> _EXERCISE TASK_
Copy out exactly the lines running from the one with "Serialize everything readable" through the final line, both ends included, and nothing else. Pictures stay out of the copy.

> _DATA SECTION_
- - - - - - -

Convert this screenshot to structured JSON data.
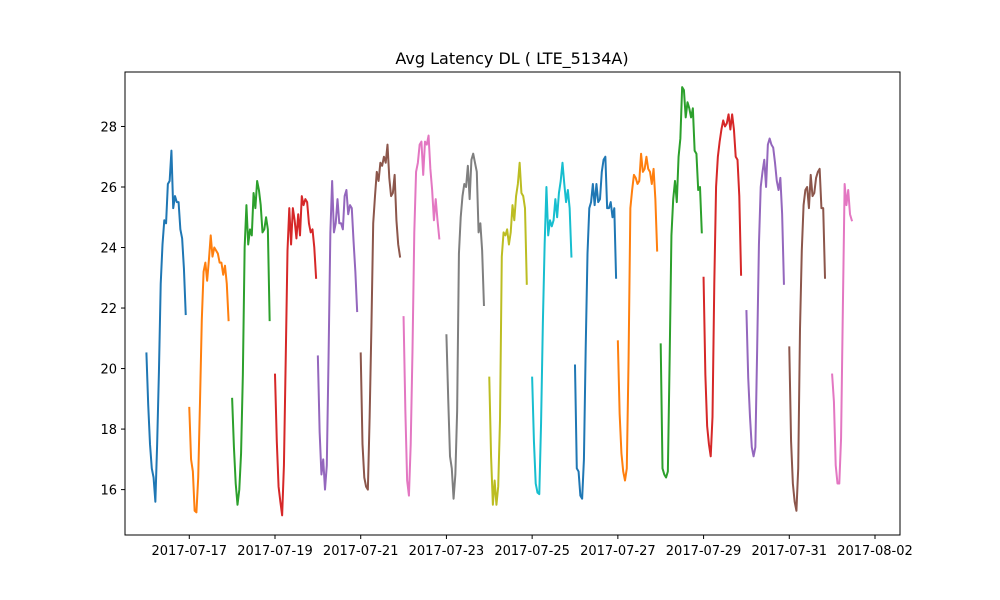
{
  "chart_data": {
    "type": "line",
    "title": "Avg Latency DL ( LTE_5134A)",
    "xlabel": "",
    "ylabel": "",
    "x_is_date": true,
    "xlim": [
      "2017-07-15T12:00",
      "2017-08-02T14:00"
    ],
    "ylim": [
      14.5,
      29.8
    ],
    "x_ticks": [
      "2017-07-17",
      "2017-07-19",
      "2017-07-21",
      "2017-07-23",
      "2017-07-25",
      "2017-07-27",
      "2017-07-29",
      "2017-07-31",
      "2017-08-02"
    ],
    "y_ticks": [
      16,
      18,
      20,
      22,
      24,
      26,
      28
    ],
    "grid": false,
    "legend": "none",
    "colors": [
      "#1f77b4",
      "#ff7f0e",
      "#2ca02c",
      "#d62728",
      "#9467bd",
      "#8c564b",
      "#e377c2",
      "#7f7f7f",
      "#bcbd22",
      "#17becf"
    ],
    "series": [
      {
        "start": "2017-07-16T00:00",
        "values": [
          20.5,
          18.8,
          17.5,
          16.7,
          16.4,
          15.6,
          17.5,
          19.9,
          22.8,
          24.1,
          24.9,
          24.8,
          26.1,
          26.2,
          27.2,
          25.3,
          25.7,
          25.5,
          25.5,
          24.6,
          24.3,
          23.3,
          21.8
        ]
      },
      {
        "start": "2017-07-17T00:00",
        "values": [
          18.7,
          17.0,
          16.6,
          15.3,
          15.25,
          16.4,
          18.9,
          21.6,
          23.2,
          23.5,
          22.9,
          23.6,
          24.4,
          23.7,
          24.0,
          23.9,
          23.8,
          23.5,
          23.5,
          23.1,
          23.4,
          22.8,
          21.6
        ]
      },
      {
        "start": "2017-07-18T00:00",
        "values": [
          19.0,
          17.4,
          16.2,
          15.5,
          16.0,
          17.2,
          19.8,
          24.0,
          25.4,
          24.1,
          24.6,
          24.4,
          25.8,
          25.3,
          26.2,
          25.9,
          25.4,
          24.5,
          24.6,
          25.0,
          24.6,
          21.6
        ]
      },
      {
        "start": "2017-07-19T00:00",
        "values": [
          19.8,
          17.6,
          16.1,
          15.6,
          15.15,
          16.8,
          20.3,
          23.9,
          25.3,
          24.1,
          25.3,
          24.9,
          24.3,
          25.1,
          24.4,
          25.7,
          25.4,
          25.6,
          25.5,
          24.8,
          24.5,
          24.6,
          24.0,
          23.0
        ]
      },
      {
        "start": "2017-07-20T00:00",
        "values": [
          20.4,
          17.9,
          16.5,
          17.0,
          16.0,
          16.8,
          20.4,
          24.5,
          26.2,
          24.5,
          24.8,
          25.6,
          24.8,
          24.8,
          24.6,
          25.7,
          25.9,
          25.1,
          25.4,
          25.3,
          24.2,
          23.2,
          21.9
        ]
      },
      {
        "start": "2017-07-21T00:00",
        "values": [
          20.5,
          17.5,
          16.4,
          16.1,
          16.0,
          18.4,
          21.4,
          24.8,
          25.7,
          26.5,
          26.2,
          26.8,
          26.7,
          27.0,
          26.8,
          27.4,
          26.3,
          25.7,
          25.8,
          26.4,
          24.9,
          24.1,
          23.7
        ]
      },
      {
        "start": "2017-07-22T00:00",
        "values": [
          21.7,
          18.6,
          16.3,
          15.8,
          17.5,
          20.6,
          24.5,
          26.5,
          26.8,
          27.4,
          27.5,
          26.4,
          27.5,
          27.4,
          27.7,
          26.6,
          25.9,
          24.9,
          25.6,
          24.9,
          24.3
        ]
      },
      {
        "start": "2017-07-23T00:00",
        "values": [
          21.1,
          19.0,
          17.1,
          16.7,
          15.7,
          16.5,
          18.6,
          23.8,
          25.0,
          25.7,
          26.1,
          26.0,
          26.7,
          25.6,
          26.9,
          27.1,
          26.8,
          26.5,
          24.5,
          24.8,
          23.9,
          22.1
        ]
      },
      {
        "start": "2017-07-24T00:00",
        "values": [
          19.7,
          17.1,
          15.5,
          16.3,
          15.5,
          16.1,
          18.3,
          23.7,
          24.5,
          24.4,
          24.6,
          24.1,
          24.5,
          25.4,
          24.9,
          25.7,
          26.1,
          26.8,
          25.8,
          25.7,
          25.3,
          22.8
        ]
      },
      {
        "start": "2017-07-25T00:00",
        "values": [
          19.7,
          17.6,
          16.2,
          15.9,
          15.85,
          18.2,
          21.5,
          24.1,
          26.0,
          24.4,
          24.9,
          24.7,
          24.9,
          25.6,
          25.0,
          25.8,
          26.2,
          26.8,
          26.1,
          25.5,
          25.9,
          25.3,
          23.7
        ]
      },
      {
        "start": "2017-07-26T00:00",
        "values": [
          20.1,
          16.7,
          16.6,
          15.8,
          15.7,
          17.0,
          20.7,
          23.8,
          25.3,
          25.5,
          26.1,
          25.4,
          26.1,
          25.5,
          25.6,
          26.5,
          26.9,
          27.0,
          25.3,
          25.3,
          25.5,
          25.0,
          25.3,
          23.0
        ]
      },
      {
        "start": "2017-07-27T00:00",
        "values": [
          20.9,
          18.5,
          17.2,
          16.6,
          16.3,
          16.7,
          20.3,
          25.3,
          25.9,
          26.4,
          26.3,
          26.1,
          26.2,
          27.1,
          26.5,
          26.6,
          27.0,
          26.6,
          26.5,
          26.1,
          26.6,
          25.6,
          23.9
        ]
      },
      {
        "start": "2017-07-28T00:00",
        "values": [
          20.8,
          16.7,
          16.5,
          16.4,
          16.6,
          20.3,
          24.4,
          25.6,
          26.2,
          25.5,
          27.0,
          27.6,
          29.3,
          29.2,
          28.3,
          28.8,
          28.6,
          28.3,
          28.6,
          27.2,
          27.1,
          25.9,
          26.0,
          24.5
        ]
      },
      {
        "start": "2017-07-29T00:00",
        "values": [
          23.0,
          19.8,
          18.1,
          17.5,
          17.1,
          18.4,
          22.8,
          26.0,
          27.0,
          27.5,
          27.9,
          28.2,
          28.0,
          28.1,
          28.4,
          27.9,
          28.4,
          27.9,
          27.0,
          26.9,
          25.7,
          23.1
        ]
      },
      {
        "start": "2017-07-30T00:00",
        "values": [
          21.9,
          19.7,
          18.4,
          17.4,
          17.1,
          17.4,
          20.6,
          24.1,
          26.0,
          26.5,
          26.9,
          26.0,
          27.4,
          27.6,
          27.4,
          27.3,
          26.8,
          26.2,
          25.9,
          26.3,
          25.1,
          22.8
        ]
      },
      {
        "start": "2017-07-31T00:00",
        "values": [
          20.7,
          17.6,
          16.2,
          15.6,
          15.3,
          16.7,
          21.3,
          23.9,
          25.4,
          25.9,
          26.0,
          25.3,
          26.4,
          25.7,
          25.8,
          26.3,
          26.5,
          26.6,
          25.3,
          25.3,
          23.0
        ]
      },
      {
        "start": "2017-08-01T00:00",
        "values": [
          19.8,
          18.9,
          16.8,
          16.2,
          16.2,
          17.7,
          22.0,
          26.1,
          25.4,
          25.9,
          25.1,
          24.9
        ]
      }
    ]
  }
}
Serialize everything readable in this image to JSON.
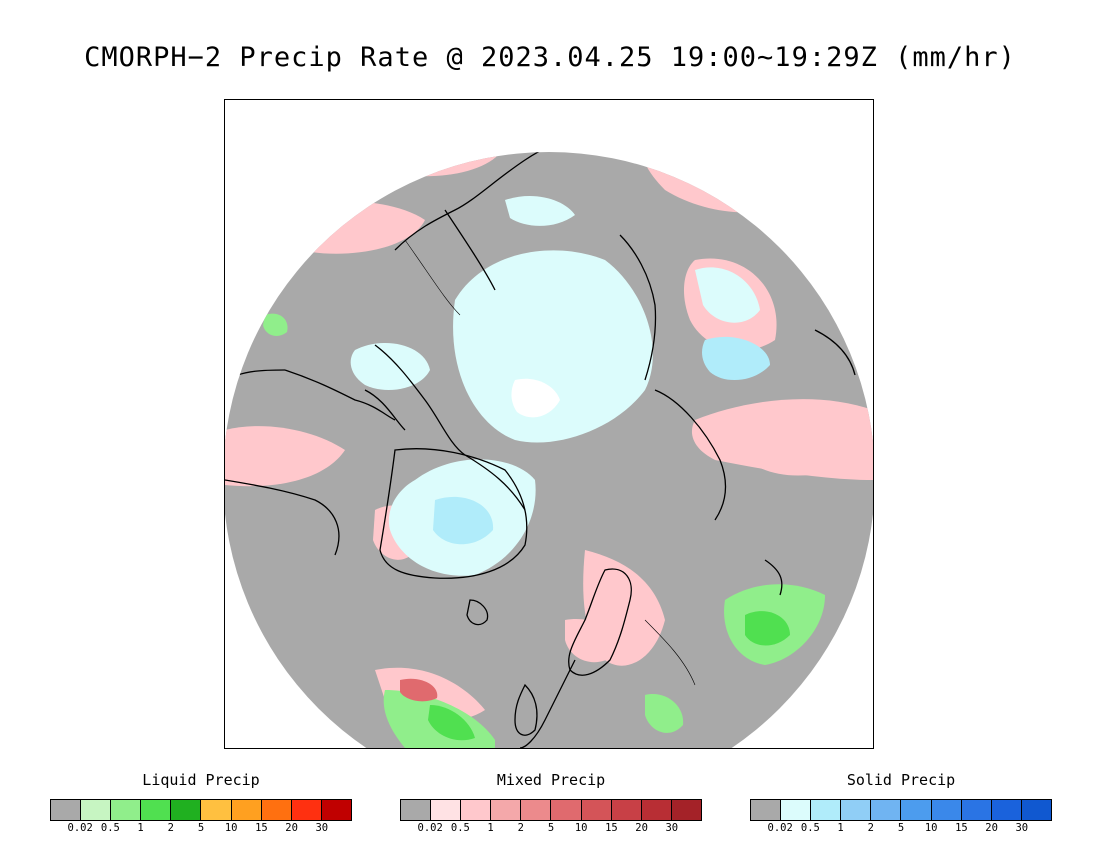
{
  "title": "CMORPH−2 Precip Rate @ 2023.04.25 19:00~19:29Z (mm/hr)",
  "map": {
    "projection": "north polar stereographic",
    "colors": {
      "background": "#a9a9a9",
      "coastline": "#000000"
    }
  },
  "legends": [
    {
      "title": "Liquid Precip",
      "ticks": [
        "0.02",
        "0.5",
        "1",
        "2",
        "5",
        "10",
        "15",
        "20",
        "30"
      ],
      "colors": [
        "#a9a9a9",
        "#c7f5c2",
        "#90ee8b",
        "#50e050",
        "#20b020",
        "#ffc040",
        "#ffa020",
        "#ff7010",
        "#ff3010",
        "#c00000"
      ]
    },
    {
      "title": "Mixed Precip",
      "ticks": [
        "0.02",
        "0.5",
        "1",
        "2",
        "5",
        "10",
        "15",
        "20",
        "30"
      ],
      "colors": [
        "#a9a9a9",
        "#ffe2e4",
        "#ffc8cc",
        "#f4a8aa",
        "#ec8a8c",
        "#e06a6e",
        "#d45458",
        "#c84046",
        "#b82e34",
        "#a42228"
      ]
    },
    {
      "title": "Solid Precip",
      "ticks": [
        "0.02",
        "0.5",
        "1",
        "2",
        "5",
        "10",
        "15",
        "20",
        "30"
      ],
      "colors": [
        "#a9a9a9",
        "#dcfcfc",
        "#b0ecfa",
        "#90cef6",
        "#70b4f2",
        "#4c9cee",
        "#3a88ea",
        "#2a74e4",
        "#1a62dc",
        "#1058d0"
      ]
    }
  ]
}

- - - - - - -

> _THE ANSWER_
Serialize everything readable in this image to JSON.
{
  "title": "CMORPH−2 Precip Rate @ 2023.04.25 19:00~19:29Z (mm/hr)",
  "map": {
    "projection": "north polar stereographic",
    "colors": {
      "background": "#a9a9a9",
      "coastline": "#000000"
    }
  },
  "legends": [
    {
      "title": "Liquid Precip",
      "ticks": [
        "0.02",
        "0.5",
        "1",
        "2",
        "5",
        "10",
        "15",
        "20",
        "30"
      ],
      "colors": [
        "#a9a9a9",
        "#c7f5c2",
        "#90ee8b",
        "#50e050",
        "#20b020",
        "#ffc040",
        "#ffa020",
        "#ff7010",
        "#ff3010",
        "#c00000"
      ]
    },
    {
      "title": "Mixed Precip",
      "ticks": [
        "0.02",
        "0.5",
        "1",
        "2",
        "5",
        "10",
        "15",
        "20",
        "30"
      ],
      "colors": [
        "#a9a9a9",
        "#ffe2e4",
        "#ffc8cc",
        "#f4a8aa",
        "#ec8a8c",
        "#e06a6e",
        "#d45458",
        "#c84046",
        "#b82e34",
        "#a42228"
      ]
    },
    {
      "title": "Solid Precip",
      "ticks": [
        "0.02",
        "0.5",
        "1",
        "2",
        "5",
        "10",
        "15",
        "20",
        "30"
      ],
      "colors": [
        "#a9a9a9",
        "#dcfcfc",
        "#b0ecfa",
        "#90cef6",
        "#70b4f2",
        "#4c9cee",
        "#3a88ea",
        "#2a74e4",
        "#1a62dc",
        "#1058d0"
      ]
    }
  ]
}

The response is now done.